**Given exercise**
Copy whichever lines contain the string "Accide".

**Dataset extract**
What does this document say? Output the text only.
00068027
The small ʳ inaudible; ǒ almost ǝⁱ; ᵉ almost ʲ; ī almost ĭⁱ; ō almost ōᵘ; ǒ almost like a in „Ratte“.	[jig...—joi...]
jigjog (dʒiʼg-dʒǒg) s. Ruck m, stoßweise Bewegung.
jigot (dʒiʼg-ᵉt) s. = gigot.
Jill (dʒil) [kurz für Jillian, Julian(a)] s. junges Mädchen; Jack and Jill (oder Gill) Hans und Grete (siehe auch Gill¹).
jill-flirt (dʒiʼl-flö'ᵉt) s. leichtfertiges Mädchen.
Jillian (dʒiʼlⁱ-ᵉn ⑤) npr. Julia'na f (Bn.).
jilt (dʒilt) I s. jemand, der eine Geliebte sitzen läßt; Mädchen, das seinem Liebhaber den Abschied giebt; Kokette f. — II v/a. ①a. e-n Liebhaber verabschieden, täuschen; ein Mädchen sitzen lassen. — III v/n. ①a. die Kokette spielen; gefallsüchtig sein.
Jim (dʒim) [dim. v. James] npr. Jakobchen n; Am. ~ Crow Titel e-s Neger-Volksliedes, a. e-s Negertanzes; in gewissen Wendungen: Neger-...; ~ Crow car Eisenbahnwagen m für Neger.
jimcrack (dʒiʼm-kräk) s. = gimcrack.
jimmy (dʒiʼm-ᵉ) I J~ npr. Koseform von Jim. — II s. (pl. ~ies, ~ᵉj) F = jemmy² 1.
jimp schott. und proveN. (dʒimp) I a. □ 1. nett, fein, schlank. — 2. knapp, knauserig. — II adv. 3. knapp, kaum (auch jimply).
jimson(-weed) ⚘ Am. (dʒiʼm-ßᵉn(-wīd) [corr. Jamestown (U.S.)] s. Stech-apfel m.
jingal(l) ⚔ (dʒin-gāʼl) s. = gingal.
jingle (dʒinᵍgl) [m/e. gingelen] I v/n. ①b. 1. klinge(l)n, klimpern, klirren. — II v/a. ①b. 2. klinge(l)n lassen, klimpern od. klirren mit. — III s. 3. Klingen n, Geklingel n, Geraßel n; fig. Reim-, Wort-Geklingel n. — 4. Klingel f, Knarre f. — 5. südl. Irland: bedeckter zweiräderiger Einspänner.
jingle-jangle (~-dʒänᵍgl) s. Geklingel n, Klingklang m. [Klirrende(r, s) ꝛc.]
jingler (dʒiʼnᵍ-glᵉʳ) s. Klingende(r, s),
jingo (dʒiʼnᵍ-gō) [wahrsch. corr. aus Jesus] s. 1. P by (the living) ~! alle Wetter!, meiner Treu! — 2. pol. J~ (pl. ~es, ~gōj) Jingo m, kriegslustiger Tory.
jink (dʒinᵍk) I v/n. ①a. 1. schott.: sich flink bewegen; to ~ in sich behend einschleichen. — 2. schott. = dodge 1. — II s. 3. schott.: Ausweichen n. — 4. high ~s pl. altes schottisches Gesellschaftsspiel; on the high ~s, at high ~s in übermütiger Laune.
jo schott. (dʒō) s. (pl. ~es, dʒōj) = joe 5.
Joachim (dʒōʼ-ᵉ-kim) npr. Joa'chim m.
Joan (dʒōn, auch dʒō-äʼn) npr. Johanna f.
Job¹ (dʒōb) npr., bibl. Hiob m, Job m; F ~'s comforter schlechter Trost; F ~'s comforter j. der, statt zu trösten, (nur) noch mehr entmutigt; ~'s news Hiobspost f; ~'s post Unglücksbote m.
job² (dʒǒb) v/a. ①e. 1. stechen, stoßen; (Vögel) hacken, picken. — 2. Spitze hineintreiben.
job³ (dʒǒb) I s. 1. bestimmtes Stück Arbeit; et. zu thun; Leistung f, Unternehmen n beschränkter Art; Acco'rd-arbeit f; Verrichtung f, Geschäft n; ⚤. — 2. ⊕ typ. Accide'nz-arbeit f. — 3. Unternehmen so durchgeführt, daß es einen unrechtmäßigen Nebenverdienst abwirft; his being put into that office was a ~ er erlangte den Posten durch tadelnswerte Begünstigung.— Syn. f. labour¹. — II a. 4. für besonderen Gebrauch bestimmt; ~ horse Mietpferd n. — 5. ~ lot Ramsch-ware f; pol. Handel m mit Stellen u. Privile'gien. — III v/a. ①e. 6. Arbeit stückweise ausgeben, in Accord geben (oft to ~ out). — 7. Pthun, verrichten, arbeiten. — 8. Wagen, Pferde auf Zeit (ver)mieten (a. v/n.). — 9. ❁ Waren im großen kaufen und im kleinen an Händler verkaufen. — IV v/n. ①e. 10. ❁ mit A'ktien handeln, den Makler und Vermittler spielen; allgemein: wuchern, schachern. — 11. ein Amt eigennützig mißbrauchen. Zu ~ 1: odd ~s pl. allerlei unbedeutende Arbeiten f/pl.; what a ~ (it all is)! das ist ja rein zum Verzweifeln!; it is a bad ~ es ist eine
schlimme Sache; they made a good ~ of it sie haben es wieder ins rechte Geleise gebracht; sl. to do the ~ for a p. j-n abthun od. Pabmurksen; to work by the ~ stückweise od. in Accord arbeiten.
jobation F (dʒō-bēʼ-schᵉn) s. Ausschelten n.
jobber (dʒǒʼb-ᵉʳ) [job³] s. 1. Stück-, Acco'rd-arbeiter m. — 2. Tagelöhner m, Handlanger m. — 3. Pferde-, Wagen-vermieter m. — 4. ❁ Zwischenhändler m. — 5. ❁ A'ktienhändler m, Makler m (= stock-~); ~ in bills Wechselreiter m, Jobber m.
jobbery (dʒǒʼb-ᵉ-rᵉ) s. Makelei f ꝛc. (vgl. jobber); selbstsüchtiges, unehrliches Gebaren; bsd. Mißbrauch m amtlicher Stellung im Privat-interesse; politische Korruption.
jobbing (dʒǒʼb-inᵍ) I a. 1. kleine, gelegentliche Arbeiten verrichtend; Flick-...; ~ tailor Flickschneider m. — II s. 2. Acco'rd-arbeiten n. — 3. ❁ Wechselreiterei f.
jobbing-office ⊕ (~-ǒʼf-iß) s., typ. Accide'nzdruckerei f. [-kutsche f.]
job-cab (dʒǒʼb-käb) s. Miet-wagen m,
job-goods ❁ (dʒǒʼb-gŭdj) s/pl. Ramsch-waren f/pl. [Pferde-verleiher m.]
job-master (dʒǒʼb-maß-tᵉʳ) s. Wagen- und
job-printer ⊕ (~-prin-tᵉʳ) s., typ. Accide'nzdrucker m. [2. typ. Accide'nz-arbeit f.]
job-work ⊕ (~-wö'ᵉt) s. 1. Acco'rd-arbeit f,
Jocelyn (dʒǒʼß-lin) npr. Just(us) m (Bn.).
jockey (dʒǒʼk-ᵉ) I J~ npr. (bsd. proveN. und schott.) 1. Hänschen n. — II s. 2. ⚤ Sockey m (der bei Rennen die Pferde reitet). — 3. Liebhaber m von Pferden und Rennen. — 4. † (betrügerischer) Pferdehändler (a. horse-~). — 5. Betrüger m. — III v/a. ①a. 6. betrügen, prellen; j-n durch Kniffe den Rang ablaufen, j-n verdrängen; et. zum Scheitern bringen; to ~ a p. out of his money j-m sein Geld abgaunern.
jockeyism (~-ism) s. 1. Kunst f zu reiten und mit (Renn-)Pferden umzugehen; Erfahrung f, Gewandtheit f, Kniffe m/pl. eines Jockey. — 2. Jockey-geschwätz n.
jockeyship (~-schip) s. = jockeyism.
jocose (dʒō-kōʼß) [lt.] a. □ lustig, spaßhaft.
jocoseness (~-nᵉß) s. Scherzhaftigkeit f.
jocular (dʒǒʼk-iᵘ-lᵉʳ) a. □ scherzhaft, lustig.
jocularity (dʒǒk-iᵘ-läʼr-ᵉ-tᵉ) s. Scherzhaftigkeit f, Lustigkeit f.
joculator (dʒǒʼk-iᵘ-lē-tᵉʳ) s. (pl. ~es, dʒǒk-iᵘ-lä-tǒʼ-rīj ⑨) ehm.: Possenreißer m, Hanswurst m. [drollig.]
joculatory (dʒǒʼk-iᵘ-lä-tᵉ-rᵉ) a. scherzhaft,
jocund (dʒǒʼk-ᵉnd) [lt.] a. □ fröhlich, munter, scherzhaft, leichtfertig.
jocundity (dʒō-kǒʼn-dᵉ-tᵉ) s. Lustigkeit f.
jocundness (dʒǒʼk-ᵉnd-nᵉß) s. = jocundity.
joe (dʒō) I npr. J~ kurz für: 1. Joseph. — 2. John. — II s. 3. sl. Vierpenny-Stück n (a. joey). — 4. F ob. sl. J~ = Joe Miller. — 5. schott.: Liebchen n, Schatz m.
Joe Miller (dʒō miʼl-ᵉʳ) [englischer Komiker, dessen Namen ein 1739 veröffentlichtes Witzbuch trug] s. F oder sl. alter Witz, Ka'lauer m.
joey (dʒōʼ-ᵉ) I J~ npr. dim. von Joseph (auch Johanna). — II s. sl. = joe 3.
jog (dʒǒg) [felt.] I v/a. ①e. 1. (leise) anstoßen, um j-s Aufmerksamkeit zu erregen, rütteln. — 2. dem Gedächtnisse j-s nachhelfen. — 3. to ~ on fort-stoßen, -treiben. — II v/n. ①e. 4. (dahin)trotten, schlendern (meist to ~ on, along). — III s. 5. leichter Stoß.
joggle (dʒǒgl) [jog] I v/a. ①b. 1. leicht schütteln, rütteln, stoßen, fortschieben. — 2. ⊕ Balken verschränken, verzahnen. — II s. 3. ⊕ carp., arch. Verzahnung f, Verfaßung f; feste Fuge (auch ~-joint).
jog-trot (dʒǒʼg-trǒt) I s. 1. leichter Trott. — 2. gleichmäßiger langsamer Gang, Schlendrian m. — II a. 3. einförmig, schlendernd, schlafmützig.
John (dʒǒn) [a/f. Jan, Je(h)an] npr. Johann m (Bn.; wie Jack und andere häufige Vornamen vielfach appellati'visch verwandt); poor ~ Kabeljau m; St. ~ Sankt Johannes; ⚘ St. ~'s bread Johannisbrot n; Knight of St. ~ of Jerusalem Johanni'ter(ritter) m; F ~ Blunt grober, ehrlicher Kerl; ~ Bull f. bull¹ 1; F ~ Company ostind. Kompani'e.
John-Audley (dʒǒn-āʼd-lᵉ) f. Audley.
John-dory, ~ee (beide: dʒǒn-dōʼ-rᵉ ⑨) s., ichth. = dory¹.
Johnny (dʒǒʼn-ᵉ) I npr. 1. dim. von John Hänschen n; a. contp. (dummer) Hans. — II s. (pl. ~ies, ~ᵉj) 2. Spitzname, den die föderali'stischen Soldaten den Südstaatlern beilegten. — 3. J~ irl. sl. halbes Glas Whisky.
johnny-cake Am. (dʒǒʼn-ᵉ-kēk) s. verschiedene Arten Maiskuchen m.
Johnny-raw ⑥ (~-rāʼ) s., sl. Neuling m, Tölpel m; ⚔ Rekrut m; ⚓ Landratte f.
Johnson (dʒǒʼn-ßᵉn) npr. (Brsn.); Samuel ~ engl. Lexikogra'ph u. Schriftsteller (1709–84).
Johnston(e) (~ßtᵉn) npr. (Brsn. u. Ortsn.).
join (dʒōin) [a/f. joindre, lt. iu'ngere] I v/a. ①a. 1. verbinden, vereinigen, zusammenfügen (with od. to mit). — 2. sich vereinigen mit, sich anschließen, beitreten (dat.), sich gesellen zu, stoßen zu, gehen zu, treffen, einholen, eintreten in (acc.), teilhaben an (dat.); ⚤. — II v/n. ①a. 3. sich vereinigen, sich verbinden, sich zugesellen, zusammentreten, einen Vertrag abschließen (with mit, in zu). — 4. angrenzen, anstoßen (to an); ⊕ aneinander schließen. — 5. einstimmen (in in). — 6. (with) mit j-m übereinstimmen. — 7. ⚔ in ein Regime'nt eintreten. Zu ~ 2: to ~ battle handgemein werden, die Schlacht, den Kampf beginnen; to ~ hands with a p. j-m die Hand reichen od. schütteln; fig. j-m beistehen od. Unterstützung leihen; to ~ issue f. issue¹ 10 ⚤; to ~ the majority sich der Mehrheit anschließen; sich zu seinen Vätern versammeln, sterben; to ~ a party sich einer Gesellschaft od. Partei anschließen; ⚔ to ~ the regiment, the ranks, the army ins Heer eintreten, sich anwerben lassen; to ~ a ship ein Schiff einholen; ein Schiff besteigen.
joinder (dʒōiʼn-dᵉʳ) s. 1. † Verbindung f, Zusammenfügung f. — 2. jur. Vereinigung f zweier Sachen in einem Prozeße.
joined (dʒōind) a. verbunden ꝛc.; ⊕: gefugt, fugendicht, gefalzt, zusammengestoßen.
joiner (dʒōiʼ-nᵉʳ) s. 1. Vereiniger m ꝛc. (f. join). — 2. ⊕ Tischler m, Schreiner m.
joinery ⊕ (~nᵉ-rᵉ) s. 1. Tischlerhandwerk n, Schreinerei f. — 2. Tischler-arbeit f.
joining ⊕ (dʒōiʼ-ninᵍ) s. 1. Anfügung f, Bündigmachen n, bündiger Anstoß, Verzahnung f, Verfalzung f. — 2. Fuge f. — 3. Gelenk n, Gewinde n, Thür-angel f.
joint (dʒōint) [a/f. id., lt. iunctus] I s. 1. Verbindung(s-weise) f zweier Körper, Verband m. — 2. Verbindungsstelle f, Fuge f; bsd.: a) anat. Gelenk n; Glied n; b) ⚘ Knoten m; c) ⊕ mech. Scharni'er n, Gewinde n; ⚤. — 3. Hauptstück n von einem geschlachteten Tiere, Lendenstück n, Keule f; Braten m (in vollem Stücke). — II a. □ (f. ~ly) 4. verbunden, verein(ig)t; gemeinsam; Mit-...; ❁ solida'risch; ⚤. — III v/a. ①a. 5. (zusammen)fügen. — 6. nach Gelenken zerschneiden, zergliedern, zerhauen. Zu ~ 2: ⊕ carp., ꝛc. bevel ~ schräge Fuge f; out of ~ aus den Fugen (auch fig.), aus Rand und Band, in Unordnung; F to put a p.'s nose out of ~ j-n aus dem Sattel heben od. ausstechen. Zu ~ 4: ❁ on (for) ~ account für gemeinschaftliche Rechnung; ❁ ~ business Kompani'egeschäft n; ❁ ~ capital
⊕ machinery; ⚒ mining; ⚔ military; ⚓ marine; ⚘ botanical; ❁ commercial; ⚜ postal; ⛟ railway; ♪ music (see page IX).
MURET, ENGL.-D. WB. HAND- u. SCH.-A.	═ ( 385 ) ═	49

**Task answer**
job³ (dʒǒb) I s. 1. bestimmtes Stück Arbeit; et. zu thun; Leistung f, Unternehmen n beschränkter Art; Acco'rd-arbeit f; Verrichtung f, Geschäft n; ⚤. — 2. ⊕ typ. Accide'nz-arbeit f. — 3. Unternehmen so durchgeführt, daß es einen unrechtmäßigen Nebenverdienst abwirft; his being put into that office was a ~ er erlangte den Posten durch tadelnswerte Begünstigung.— Syn. f. labour¹. — II a. 4. für besonderen Gebrauch bestimmt; ~ horse Mietpferd n. — 5. ~ lot Ramsch-ware f; pol. Handel m mit Stellen u. Privile'gien. — III v/a. ①e. 6. Arbeit stückweise ausgeben, in Accord geben (oft to ~ out). — 7. Pthun, verrichten, arbeiten. — 8. Wagen, Pferde auf Zeit (ver)mieten (a. v/n.). — 9. ❁ Waren im großen kaufen und im kleinen an Händler verkaufen. — IV v/n. ①e. 10. ❁ mit A'ktien handeln, den Makler und Vermittler spielen; allgemein: wuchern, schachern. — 11. ein Amt eigennützig mißbrauchen. Zu ~ 1: odd ~s pl. allerlei unbedeutende Arbeiten f/pl.; what a ~ (it all is)! das ist ja rein zum Verzweifeln!; it is a bad ~ es ist eine
jobbing-office ⊕ (~-ǒʼf-iß) s., typ. Accide'nzdruckerei f. [-kutsche f.]
job-printer ⊕ (~-prin-tᵉʳ) s., typ. Accide'nzdrucker m. [2. typ. Accide'nz-arbeit f.]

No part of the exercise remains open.